→ **WRITTEN INSTRUCTION**:
Identify each line holding the string "file" and copy it.

→ **SUPPLIED RECORDS**:
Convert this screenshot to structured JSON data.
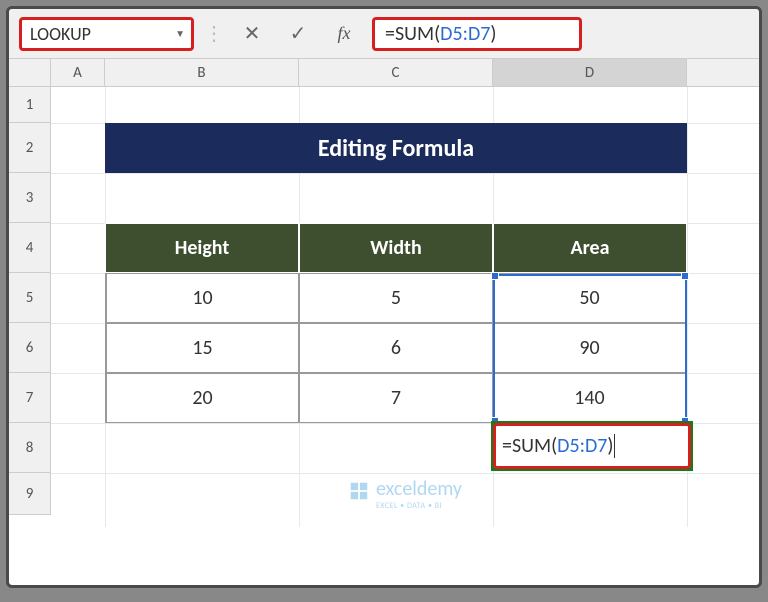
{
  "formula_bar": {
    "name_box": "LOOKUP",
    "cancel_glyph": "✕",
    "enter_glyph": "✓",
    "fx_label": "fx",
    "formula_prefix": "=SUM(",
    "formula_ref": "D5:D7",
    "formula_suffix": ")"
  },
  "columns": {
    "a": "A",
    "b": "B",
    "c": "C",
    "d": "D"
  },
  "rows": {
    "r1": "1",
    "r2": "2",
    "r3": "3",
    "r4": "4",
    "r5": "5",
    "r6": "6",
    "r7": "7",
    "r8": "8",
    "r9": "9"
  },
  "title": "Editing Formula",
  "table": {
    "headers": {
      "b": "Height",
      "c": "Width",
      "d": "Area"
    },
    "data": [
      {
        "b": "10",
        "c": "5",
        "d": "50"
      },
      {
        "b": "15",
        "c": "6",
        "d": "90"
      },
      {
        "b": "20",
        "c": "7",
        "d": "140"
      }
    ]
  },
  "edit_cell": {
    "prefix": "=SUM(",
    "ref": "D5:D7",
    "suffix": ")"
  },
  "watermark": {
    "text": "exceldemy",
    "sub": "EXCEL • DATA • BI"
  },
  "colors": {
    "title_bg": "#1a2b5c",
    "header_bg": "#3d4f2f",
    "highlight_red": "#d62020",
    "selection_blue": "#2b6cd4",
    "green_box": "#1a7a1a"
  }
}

--

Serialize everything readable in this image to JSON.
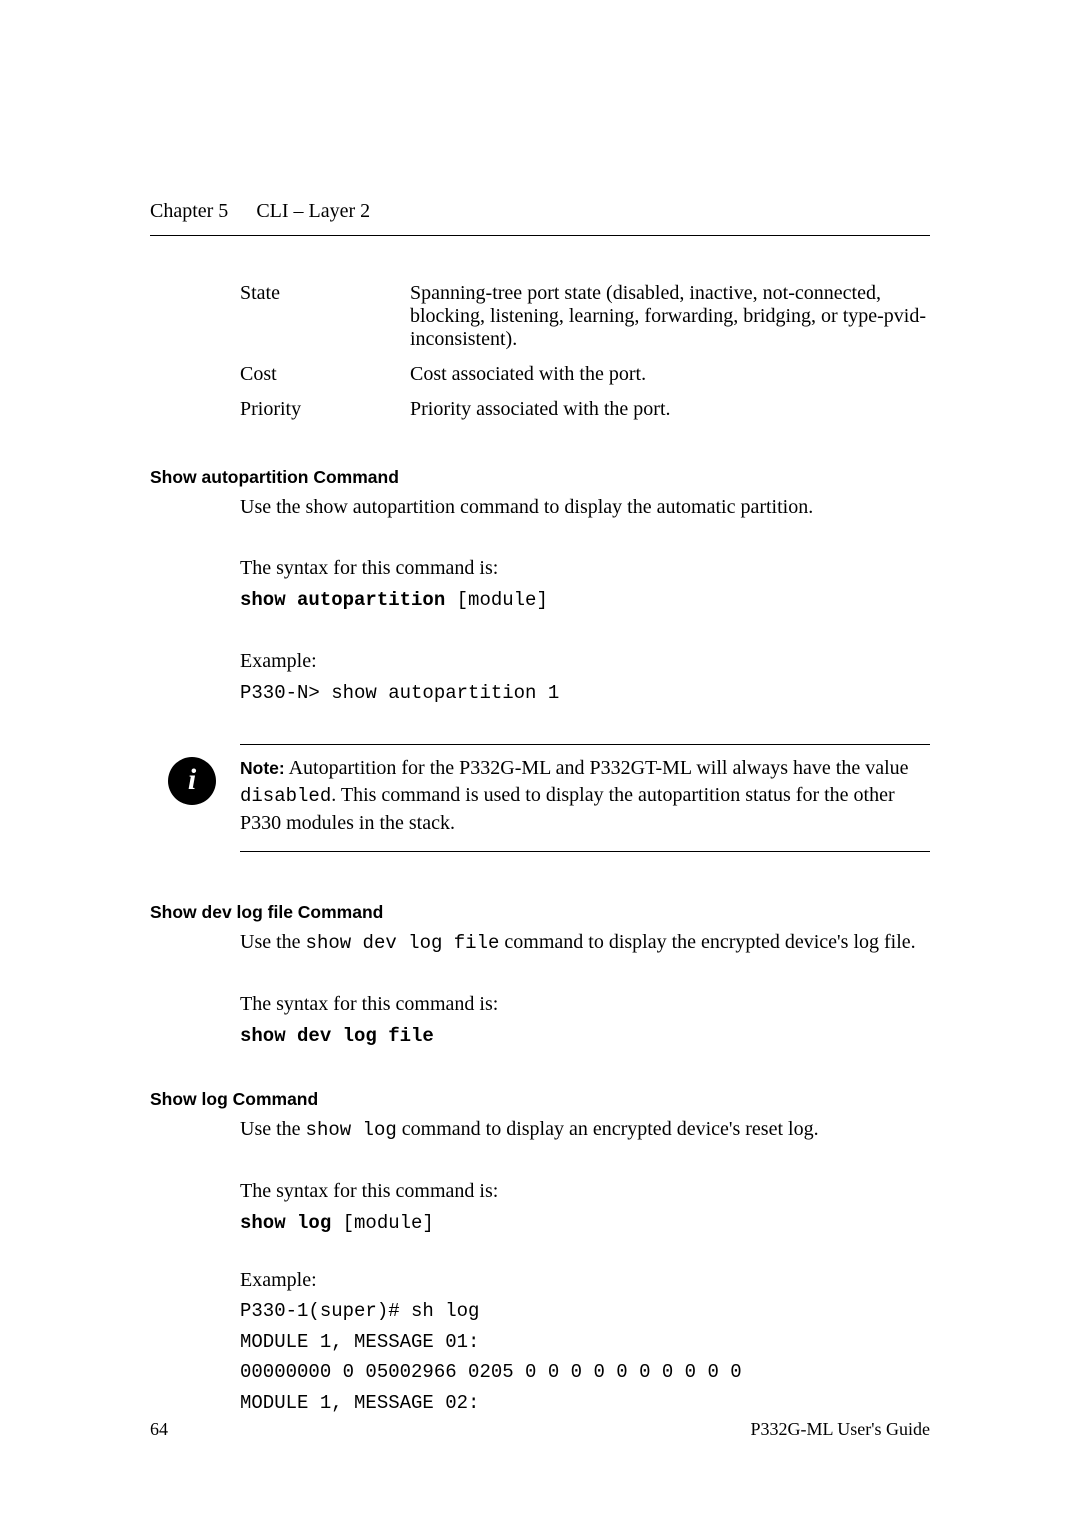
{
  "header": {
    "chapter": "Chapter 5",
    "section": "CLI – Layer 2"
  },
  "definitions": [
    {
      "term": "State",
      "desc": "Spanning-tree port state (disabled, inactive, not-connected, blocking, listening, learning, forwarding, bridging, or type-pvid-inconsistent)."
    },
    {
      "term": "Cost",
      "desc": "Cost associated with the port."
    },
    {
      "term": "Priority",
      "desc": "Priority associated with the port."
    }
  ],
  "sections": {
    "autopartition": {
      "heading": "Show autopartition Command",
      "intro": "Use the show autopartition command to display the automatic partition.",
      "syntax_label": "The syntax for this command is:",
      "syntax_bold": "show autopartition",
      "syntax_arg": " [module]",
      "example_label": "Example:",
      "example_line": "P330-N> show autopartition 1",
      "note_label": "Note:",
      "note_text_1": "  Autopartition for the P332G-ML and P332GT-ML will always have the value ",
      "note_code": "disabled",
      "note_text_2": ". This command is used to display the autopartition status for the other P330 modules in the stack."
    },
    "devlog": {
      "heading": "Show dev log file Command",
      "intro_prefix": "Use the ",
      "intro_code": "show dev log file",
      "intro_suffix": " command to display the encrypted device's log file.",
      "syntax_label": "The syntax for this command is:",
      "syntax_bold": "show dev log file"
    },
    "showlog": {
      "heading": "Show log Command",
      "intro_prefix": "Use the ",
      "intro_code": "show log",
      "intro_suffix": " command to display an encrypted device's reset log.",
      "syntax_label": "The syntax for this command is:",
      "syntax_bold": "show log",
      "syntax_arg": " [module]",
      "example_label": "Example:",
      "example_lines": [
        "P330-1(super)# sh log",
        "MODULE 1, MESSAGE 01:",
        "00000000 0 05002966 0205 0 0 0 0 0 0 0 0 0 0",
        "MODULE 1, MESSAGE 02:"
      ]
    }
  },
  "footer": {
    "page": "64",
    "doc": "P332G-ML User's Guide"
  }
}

→ **OUTPUT OF THE EXERCISE**:
      "heading": "Show dev log file Command",
      "intro_code": "show dev log file",
      "intro_suffix": " command to display the encrypted device's log file.",
      "syntax_bold": "show dev log file"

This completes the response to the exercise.